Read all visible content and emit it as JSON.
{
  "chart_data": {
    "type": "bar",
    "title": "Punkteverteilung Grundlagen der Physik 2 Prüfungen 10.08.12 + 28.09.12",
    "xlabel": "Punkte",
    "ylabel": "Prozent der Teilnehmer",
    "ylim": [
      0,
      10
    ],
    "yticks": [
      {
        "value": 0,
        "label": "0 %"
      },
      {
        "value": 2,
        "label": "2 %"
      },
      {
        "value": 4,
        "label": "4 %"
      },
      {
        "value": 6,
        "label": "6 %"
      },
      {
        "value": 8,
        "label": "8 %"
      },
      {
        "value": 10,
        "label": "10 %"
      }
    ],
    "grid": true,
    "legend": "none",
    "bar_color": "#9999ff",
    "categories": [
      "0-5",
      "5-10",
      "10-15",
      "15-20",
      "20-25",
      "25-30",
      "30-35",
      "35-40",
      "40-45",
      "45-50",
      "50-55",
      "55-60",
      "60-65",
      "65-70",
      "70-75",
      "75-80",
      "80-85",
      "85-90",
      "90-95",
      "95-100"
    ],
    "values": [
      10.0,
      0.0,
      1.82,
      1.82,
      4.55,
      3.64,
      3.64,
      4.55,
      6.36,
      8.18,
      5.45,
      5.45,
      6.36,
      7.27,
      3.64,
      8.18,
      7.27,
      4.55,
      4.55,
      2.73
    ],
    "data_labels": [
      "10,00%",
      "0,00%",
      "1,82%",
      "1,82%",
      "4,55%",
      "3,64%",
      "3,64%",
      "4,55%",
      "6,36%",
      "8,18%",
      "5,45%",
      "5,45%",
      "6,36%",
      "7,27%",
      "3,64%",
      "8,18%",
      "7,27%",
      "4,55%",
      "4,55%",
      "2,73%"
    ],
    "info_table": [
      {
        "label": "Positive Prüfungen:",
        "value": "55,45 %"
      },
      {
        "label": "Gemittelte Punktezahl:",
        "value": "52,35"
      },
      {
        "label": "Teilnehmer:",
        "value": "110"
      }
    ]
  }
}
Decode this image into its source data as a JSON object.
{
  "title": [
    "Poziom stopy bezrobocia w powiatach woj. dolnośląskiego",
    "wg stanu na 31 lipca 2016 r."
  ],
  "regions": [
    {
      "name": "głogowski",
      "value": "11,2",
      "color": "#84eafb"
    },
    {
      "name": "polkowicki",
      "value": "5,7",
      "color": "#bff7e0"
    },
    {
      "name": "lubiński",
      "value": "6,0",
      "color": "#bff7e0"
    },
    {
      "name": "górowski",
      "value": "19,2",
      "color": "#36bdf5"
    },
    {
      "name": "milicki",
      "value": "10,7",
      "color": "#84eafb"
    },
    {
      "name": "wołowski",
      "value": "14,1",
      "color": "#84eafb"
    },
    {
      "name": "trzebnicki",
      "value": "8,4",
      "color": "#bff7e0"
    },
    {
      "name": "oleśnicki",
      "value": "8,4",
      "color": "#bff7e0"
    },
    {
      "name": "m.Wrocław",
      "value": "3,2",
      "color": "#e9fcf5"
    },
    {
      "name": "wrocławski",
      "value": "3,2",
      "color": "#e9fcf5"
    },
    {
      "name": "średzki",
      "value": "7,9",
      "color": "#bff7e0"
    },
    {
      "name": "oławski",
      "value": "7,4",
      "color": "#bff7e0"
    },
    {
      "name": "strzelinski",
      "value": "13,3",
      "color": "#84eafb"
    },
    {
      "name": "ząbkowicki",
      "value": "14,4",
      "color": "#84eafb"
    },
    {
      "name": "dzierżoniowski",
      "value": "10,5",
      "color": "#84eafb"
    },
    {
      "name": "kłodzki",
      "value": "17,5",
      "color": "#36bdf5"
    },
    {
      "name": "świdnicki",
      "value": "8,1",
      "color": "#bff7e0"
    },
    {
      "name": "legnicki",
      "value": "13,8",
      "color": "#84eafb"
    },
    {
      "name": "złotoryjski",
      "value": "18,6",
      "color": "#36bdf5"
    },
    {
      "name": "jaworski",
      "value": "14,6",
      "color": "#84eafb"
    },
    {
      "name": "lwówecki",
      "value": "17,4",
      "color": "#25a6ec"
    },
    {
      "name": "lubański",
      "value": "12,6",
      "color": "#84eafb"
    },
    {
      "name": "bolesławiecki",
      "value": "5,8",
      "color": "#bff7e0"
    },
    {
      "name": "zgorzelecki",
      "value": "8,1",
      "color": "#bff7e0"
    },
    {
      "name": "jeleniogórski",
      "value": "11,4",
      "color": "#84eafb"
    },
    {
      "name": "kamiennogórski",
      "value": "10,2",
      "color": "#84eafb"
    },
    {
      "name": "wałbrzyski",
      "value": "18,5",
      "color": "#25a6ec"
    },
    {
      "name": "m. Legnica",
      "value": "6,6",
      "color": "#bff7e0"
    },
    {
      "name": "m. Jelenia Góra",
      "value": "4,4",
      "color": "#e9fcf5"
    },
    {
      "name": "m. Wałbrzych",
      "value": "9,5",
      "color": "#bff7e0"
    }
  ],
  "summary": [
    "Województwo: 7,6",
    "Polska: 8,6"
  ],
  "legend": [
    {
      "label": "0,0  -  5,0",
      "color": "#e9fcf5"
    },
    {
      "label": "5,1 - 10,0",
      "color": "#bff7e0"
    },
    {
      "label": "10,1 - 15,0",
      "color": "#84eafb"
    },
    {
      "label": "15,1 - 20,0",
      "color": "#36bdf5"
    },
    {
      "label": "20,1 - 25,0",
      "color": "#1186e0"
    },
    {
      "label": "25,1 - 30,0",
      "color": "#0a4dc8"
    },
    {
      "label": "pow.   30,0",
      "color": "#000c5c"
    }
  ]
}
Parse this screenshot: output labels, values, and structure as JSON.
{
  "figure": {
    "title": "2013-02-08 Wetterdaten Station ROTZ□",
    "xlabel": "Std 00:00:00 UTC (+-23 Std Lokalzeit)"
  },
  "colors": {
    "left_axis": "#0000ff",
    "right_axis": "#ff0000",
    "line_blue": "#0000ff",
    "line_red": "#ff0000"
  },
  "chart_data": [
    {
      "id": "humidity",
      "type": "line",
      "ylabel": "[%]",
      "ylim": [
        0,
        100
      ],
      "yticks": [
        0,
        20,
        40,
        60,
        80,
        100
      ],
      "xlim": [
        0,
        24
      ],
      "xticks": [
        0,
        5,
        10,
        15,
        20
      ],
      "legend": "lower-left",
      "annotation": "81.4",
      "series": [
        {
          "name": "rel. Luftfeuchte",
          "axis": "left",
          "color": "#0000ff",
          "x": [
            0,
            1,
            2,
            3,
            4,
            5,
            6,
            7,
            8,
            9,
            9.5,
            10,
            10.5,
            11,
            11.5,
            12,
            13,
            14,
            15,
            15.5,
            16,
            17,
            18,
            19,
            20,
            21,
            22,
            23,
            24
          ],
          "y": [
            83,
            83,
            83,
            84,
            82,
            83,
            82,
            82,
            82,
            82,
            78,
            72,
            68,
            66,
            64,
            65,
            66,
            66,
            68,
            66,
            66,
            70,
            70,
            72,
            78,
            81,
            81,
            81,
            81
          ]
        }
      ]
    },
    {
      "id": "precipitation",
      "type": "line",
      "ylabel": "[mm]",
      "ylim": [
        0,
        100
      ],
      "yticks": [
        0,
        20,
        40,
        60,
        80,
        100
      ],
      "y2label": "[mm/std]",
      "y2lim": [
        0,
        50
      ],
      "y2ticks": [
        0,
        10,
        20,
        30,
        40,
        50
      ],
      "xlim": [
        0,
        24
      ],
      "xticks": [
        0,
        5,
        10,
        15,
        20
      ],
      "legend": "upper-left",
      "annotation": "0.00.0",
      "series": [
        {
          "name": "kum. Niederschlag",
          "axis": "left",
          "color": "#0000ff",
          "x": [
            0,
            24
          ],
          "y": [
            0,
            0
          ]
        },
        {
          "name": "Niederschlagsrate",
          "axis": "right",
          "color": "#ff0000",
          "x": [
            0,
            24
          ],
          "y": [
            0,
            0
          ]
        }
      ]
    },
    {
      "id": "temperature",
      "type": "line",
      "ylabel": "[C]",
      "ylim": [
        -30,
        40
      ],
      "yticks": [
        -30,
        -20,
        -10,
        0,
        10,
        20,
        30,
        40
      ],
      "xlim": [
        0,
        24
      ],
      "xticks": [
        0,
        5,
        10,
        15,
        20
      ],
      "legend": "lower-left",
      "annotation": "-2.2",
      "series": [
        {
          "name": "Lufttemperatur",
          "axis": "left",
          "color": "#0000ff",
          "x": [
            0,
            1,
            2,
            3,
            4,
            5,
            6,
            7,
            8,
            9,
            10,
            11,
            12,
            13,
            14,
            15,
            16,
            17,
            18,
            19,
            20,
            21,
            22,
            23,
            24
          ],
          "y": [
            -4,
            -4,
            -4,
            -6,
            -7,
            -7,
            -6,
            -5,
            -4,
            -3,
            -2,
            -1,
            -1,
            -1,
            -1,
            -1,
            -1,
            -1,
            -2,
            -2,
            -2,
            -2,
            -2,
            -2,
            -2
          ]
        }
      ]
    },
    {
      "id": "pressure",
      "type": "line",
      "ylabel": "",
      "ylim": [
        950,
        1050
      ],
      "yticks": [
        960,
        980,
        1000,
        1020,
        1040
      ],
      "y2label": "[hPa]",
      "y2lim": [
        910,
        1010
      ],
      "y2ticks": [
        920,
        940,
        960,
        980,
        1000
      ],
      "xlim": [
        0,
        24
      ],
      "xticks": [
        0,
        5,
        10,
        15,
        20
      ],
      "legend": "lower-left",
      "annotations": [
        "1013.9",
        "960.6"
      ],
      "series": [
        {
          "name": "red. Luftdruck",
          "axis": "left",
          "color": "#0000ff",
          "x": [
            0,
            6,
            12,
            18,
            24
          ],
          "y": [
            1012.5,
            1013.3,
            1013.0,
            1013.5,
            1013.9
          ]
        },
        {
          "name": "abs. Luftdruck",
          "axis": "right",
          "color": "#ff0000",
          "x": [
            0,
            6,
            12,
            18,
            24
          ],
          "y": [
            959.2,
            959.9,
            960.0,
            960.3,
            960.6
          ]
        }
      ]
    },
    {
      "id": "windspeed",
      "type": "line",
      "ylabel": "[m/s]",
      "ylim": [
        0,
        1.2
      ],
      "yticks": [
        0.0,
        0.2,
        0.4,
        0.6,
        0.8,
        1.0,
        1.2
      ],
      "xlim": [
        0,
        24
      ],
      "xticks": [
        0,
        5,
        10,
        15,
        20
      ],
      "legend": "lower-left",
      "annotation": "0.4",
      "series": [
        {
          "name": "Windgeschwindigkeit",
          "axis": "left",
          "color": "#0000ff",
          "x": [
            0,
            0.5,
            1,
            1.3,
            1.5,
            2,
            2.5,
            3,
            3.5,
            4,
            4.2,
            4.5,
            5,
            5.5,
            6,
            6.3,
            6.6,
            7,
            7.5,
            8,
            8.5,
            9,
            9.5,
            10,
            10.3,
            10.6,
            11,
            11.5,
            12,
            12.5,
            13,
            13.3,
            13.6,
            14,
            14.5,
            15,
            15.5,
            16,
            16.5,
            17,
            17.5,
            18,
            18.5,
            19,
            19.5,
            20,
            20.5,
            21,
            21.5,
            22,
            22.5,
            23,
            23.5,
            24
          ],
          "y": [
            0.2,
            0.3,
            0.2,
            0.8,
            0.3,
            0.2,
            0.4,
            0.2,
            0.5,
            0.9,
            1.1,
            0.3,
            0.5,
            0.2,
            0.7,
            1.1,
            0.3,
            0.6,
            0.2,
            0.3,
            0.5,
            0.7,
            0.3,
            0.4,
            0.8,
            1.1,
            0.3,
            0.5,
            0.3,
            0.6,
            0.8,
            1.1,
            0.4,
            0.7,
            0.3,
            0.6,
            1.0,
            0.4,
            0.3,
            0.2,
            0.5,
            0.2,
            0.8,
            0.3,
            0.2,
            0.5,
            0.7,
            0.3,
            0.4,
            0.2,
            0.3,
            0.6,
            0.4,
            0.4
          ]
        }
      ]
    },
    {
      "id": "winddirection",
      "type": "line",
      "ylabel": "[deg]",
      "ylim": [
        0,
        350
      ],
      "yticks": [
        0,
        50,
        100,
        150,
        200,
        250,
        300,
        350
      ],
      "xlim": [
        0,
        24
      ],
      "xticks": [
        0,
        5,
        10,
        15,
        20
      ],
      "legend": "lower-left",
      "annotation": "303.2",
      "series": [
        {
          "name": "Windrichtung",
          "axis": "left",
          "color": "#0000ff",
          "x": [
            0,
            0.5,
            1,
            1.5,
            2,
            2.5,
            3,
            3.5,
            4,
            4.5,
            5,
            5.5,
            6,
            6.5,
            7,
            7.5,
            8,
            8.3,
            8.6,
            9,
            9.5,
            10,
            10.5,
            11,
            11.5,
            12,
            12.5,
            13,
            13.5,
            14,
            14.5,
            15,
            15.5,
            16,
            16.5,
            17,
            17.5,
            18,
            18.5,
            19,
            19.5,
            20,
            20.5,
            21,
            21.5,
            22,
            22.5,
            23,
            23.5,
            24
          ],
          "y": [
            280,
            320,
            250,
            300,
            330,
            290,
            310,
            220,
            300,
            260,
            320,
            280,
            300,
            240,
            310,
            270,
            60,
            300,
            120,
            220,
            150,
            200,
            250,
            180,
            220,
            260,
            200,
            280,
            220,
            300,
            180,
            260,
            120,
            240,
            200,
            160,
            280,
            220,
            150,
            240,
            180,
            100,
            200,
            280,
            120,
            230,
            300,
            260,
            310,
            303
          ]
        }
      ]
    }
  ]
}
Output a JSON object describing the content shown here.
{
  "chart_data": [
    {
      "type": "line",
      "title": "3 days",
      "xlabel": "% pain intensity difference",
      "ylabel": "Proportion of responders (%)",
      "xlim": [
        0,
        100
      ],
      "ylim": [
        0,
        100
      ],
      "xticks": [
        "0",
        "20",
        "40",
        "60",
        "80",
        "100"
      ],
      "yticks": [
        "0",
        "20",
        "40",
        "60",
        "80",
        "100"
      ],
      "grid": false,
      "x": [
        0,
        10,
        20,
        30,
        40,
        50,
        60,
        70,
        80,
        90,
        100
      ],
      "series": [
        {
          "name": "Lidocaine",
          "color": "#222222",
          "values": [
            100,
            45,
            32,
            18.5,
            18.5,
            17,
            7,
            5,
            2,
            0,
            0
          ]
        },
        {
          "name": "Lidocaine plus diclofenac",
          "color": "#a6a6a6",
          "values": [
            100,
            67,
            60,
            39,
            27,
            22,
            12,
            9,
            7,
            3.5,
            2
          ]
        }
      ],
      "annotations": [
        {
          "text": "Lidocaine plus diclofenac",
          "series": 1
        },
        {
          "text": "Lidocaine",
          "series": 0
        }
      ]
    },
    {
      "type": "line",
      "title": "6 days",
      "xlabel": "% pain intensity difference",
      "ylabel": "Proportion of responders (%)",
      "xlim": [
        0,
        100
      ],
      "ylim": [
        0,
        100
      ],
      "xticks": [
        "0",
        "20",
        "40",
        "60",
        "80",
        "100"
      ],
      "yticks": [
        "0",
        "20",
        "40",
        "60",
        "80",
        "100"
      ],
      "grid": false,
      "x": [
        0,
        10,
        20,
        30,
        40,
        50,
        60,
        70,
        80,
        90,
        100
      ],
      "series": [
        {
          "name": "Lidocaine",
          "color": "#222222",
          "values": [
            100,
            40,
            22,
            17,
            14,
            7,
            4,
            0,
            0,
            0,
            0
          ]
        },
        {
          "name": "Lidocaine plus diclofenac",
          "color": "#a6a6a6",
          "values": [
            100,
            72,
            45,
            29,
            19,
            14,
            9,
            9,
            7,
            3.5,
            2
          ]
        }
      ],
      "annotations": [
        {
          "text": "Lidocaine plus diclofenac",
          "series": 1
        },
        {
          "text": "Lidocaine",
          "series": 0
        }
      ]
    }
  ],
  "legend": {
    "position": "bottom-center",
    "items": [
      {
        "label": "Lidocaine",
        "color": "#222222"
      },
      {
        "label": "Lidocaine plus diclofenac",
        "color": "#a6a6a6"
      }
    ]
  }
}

+--

### Exercise description:
In the entries above, find lines with "Teilnehmer" and copy each.

### Task solution:
    "ylabel": "Prozent der Teilnehmer",
        "label": "Teilnehmer:",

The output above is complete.